▶ [TASK REQUIREMENTS]
Only the number is wanted: tally the lines below that contain the word "content".

▶ [RECORDS PROVIDED]
---------------

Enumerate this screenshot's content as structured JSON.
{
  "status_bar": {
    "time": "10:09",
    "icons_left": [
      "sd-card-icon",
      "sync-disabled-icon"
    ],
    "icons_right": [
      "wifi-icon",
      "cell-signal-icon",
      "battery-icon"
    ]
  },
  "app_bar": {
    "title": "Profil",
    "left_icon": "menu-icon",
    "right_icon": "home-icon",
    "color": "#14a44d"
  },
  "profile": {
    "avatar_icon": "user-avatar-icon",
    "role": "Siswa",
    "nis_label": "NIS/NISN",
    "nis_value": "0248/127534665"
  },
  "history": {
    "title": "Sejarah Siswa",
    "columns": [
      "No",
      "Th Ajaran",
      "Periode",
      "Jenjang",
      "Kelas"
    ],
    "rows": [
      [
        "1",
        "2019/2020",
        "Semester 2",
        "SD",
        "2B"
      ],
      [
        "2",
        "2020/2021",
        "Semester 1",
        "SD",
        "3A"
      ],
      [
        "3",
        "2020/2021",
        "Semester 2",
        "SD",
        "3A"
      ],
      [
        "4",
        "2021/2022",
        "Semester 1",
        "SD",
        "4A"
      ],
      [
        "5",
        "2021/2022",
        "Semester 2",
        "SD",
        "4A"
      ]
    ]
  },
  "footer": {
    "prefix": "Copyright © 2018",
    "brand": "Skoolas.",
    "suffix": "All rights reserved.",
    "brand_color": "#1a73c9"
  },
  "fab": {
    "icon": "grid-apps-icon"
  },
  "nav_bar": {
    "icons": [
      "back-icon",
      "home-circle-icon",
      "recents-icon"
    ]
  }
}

---------------

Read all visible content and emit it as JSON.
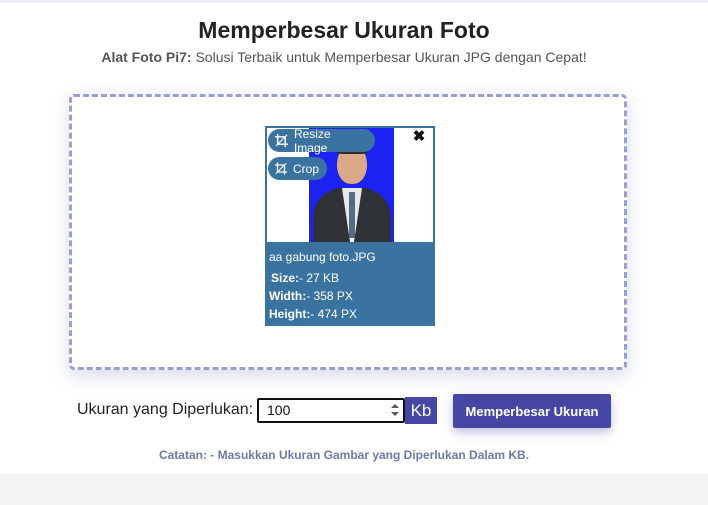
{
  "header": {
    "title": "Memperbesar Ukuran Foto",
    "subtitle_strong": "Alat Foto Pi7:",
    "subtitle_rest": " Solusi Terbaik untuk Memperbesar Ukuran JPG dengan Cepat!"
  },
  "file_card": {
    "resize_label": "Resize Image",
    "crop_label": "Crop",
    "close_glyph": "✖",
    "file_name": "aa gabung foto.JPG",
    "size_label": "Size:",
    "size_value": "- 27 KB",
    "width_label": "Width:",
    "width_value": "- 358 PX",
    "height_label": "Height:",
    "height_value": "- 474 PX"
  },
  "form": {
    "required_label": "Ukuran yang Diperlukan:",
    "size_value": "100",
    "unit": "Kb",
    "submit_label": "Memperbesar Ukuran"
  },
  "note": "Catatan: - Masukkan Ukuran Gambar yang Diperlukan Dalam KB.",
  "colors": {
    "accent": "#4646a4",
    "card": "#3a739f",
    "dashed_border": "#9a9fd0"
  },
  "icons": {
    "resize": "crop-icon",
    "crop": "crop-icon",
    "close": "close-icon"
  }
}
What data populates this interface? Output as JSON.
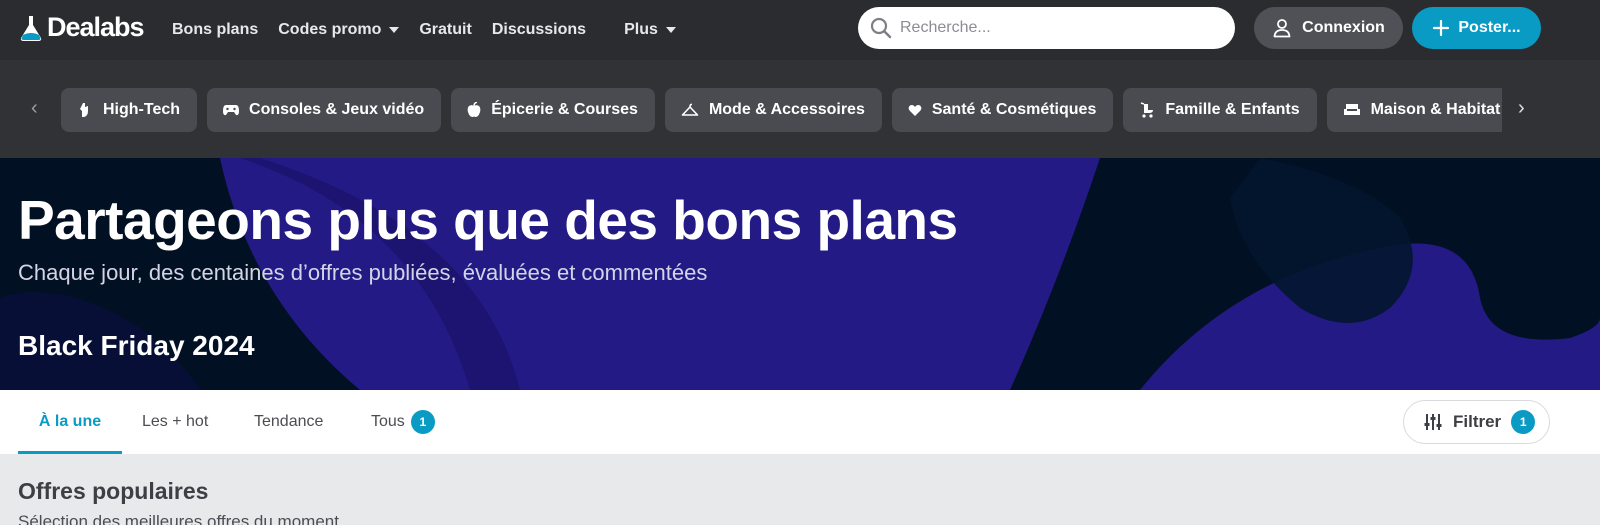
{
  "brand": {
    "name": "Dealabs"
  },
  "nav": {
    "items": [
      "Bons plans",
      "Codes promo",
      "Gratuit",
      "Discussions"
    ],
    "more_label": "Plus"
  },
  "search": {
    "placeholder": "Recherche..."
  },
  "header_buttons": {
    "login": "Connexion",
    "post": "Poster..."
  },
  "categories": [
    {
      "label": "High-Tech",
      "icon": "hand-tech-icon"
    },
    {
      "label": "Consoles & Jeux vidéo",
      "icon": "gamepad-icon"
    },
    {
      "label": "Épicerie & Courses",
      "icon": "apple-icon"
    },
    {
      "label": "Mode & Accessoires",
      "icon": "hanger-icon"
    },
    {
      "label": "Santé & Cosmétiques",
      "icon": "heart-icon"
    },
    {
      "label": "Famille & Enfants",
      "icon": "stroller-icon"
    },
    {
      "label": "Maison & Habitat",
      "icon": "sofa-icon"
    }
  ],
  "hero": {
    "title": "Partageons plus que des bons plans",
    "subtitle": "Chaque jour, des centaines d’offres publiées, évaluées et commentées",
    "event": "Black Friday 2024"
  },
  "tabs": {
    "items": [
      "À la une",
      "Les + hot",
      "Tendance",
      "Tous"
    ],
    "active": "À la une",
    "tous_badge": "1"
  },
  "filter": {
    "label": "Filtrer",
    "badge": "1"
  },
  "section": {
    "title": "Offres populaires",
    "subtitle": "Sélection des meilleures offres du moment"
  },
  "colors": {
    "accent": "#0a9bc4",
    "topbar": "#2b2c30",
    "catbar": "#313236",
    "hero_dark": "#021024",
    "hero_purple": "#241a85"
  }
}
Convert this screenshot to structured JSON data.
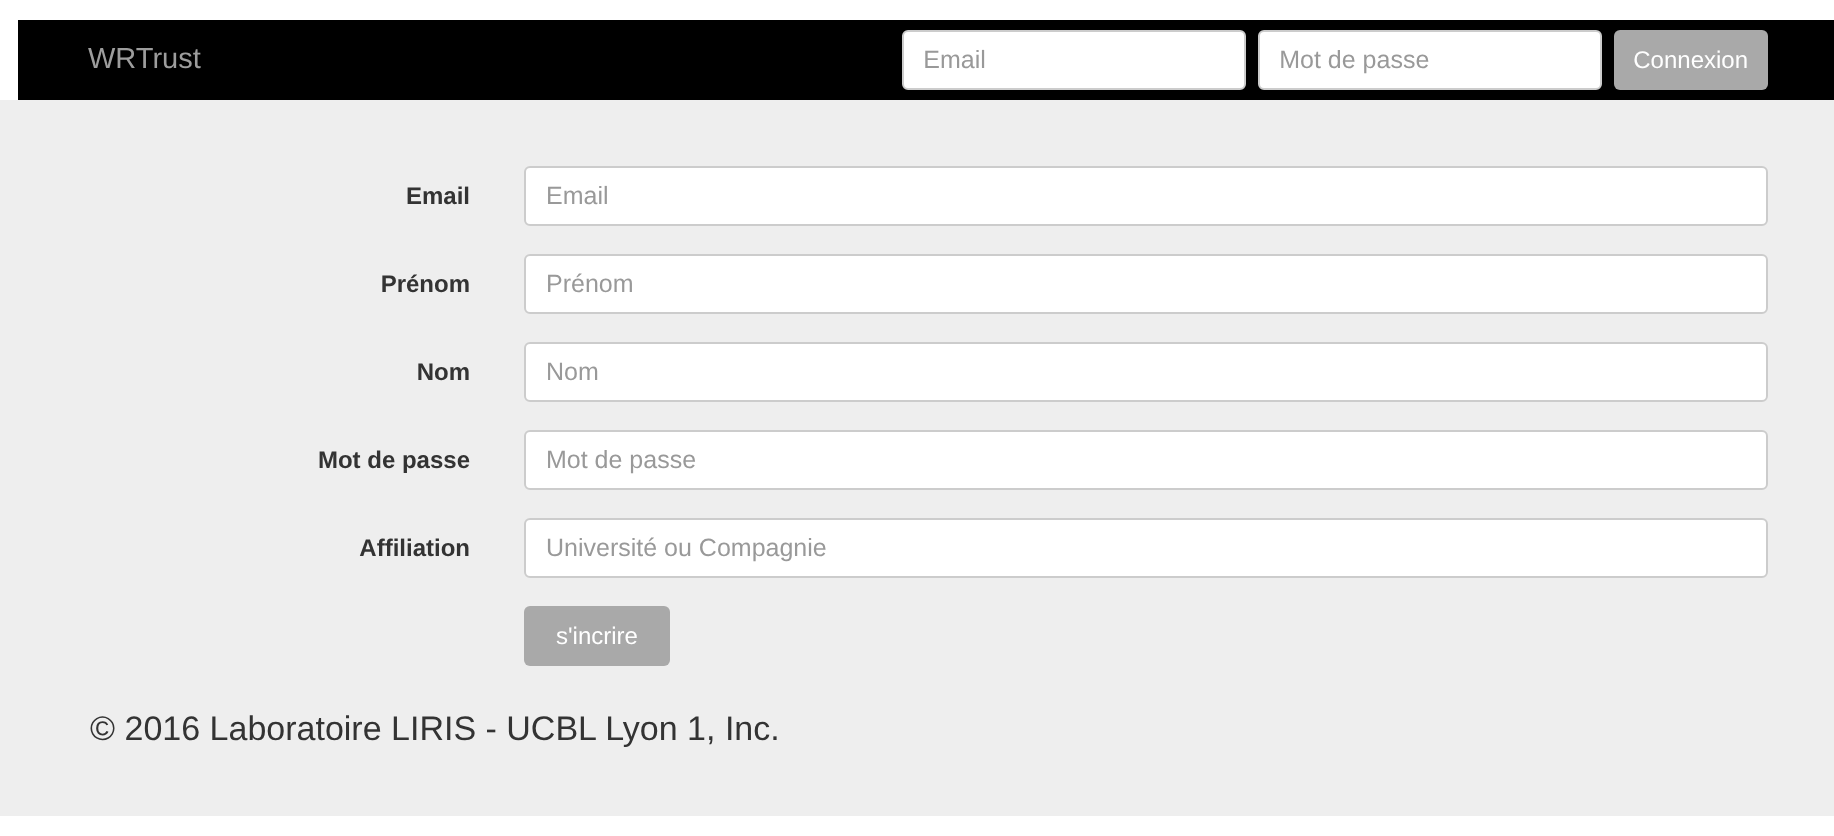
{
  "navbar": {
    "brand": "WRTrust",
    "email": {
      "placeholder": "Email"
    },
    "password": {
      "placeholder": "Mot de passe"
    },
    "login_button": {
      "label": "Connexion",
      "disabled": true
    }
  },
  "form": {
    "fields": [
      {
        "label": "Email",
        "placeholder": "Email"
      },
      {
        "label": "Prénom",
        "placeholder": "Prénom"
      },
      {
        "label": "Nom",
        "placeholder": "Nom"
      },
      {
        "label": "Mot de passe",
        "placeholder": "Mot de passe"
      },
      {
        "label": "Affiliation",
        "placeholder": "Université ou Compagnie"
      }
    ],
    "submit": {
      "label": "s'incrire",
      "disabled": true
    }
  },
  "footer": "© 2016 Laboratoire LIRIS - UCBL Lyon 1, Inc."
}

---------------

▶ [SOLUTION]
2